Data provided =>
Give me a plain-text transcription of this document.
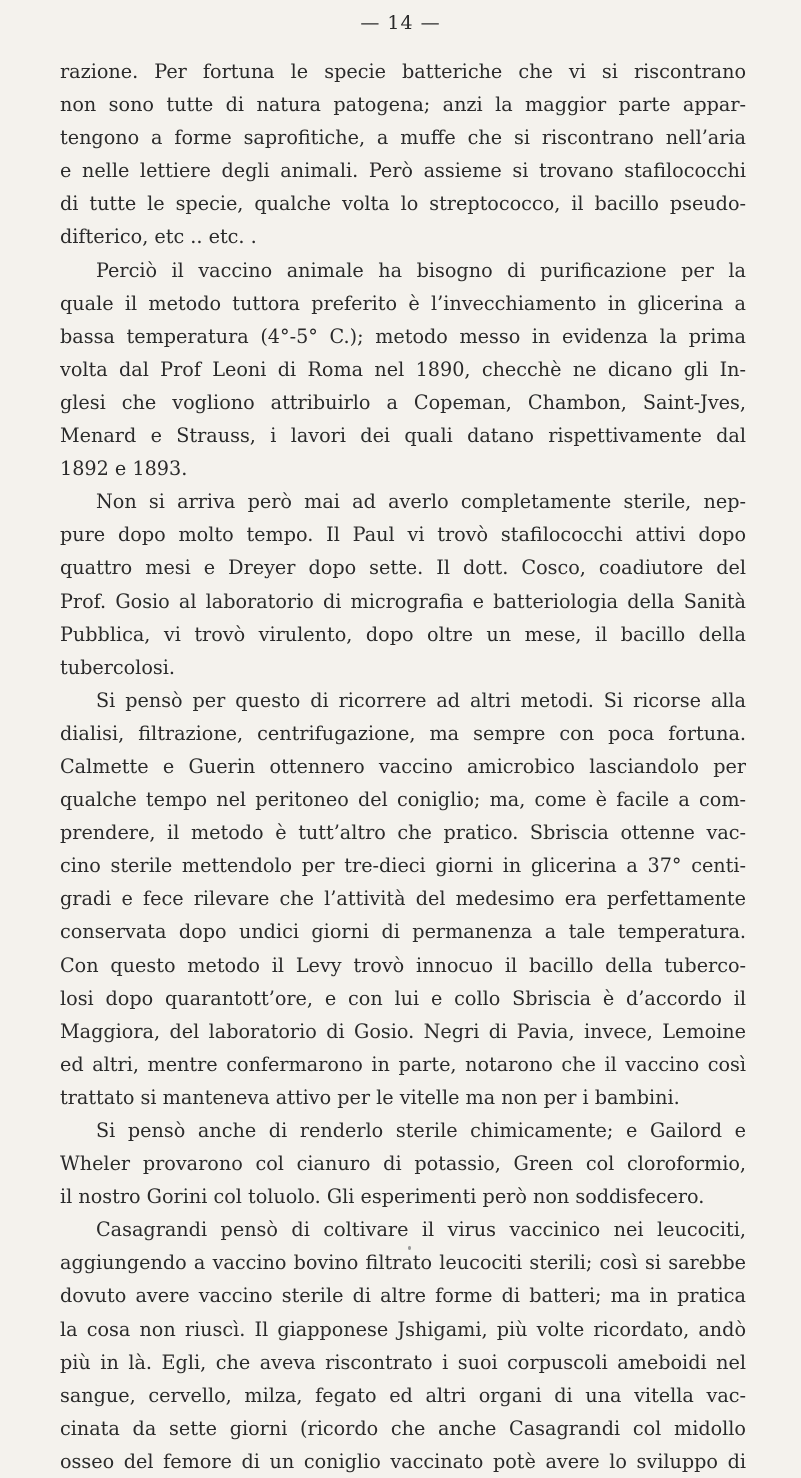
— 14 —
razione. Per fortuna le specie batteriche che vi si riscontrano
non sono tutte di natura patogena; anzi la maggior parte appar-
tengono a forme saprofitiche, a muffe che si riscontrano nell’aria
e nelle lettiere degli animali. Però assieme si trovano stafilococchi
di tutte le specie, qualche volta lo streptococco, il bacillo pseudo-
difterico, etc .. etc. .
Perciò il vaccino animale ha bisogno di purificazione per la
quale il metodo tuttora preferito è l’invecchiamento in glicerina a
bassa temperatura (4°-5° C.); metodo messo in evidenza la prima
volta dal Prof Leoni di Roma nel 1890, checchè ne dicano gli In-
glesi che vogliono attribuirlo a Copeman, Chambon, Saint-Jves,
Menard e Strauss, i lavori dei quali datano rispettivamente dal
1892 e 1893.
Non si arriva però mai ad averlo completamente sterile, nep-
pure dopo molto tempo. Il Paul vi trovò stafilococchi attivi dopo
quattro mesi e Dreyer dopo sette. Il dott. Cosco, coadiutore del
Prof. Gosio al laboratorio di micrografia e batteriologia della Sanità
Pubblica, vi trovò virulento, dopo oltre un mese, il bacillo della
tubercolosi.
Si pensò per questo di ricorrere ad altri metodi. Si ricorse alla
dialisi, filtrazione, centrifugazione, ma sempre con poca fortuna.
Calmette e Guerin ottennero vaccino amicrobico lasciandolo per
qualche tempo nel peritoneo del coniglio; ma, come è facile a com-
prendere, il metodo è tutt’altro che pratico. Sbriscia ottenne vac-
cino sterile mettendolo per tre-dieci giorni in glicerina a 37° centi-
gradi e fece rilevare che l’attività del medesimo era perfettamente
conservata dopo undici giorni di permanenza a tale temperatura.
Con questo metodo il Levy trovò innocuo il bacillo della tuberco-
losi dopo quarantott’ore, e con lui e collo Sbriscia è d’accordo il
Maggiora, del laboratorio di Gosio. Negri di Pavia, invece, Lemoine
ed altri, mentre confermarono in parte, notarono che il vaccino così
trattato si manteneva attivo per le vitelle ma non per i bambini.
Si pensò anche di renderlo sterile chimicamente; e Gailord e
Wheler provarono col cianuro di potassio, Green col cloroformio,
il nostro Gorini col toluolo. Gli esperimenti però non soddisfecero.
Casagrandi pensò di coltivare il virus vaccinico nei leucociti,
aggiungendo a vaccino bovino filtrato leucociti sterili; così si sarebbe
dovuto avere vaccino sterile di altre forme di batteri; ma in pratica
la cosa non riuscì. Il giapponese Jshigami, più volte ricordato, andò
più in là. Egli, che aveva riscontrato i suoi corpuscoli ameboidi nel
sangue, cervello, milza, fegato ed altri organi di una vitella vac-
cinata da sette giorni (ricordo che anche Casagrandi col midollo
osseo del femore di un coniglio vaccinato potè avere lo sviluppo di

What is being asked => Search the data above for the word "bacillo", then gather each line in which it appears.

Exercise result =>
di tutte le specie, qualche volta lo streptococco, il bacillo pseudo-
Pubblica, vi trovò virulento, dopo oltre un mese, il bacillo della
Con questo metodo il Levy trovò innocuo il bacillo della tuberco-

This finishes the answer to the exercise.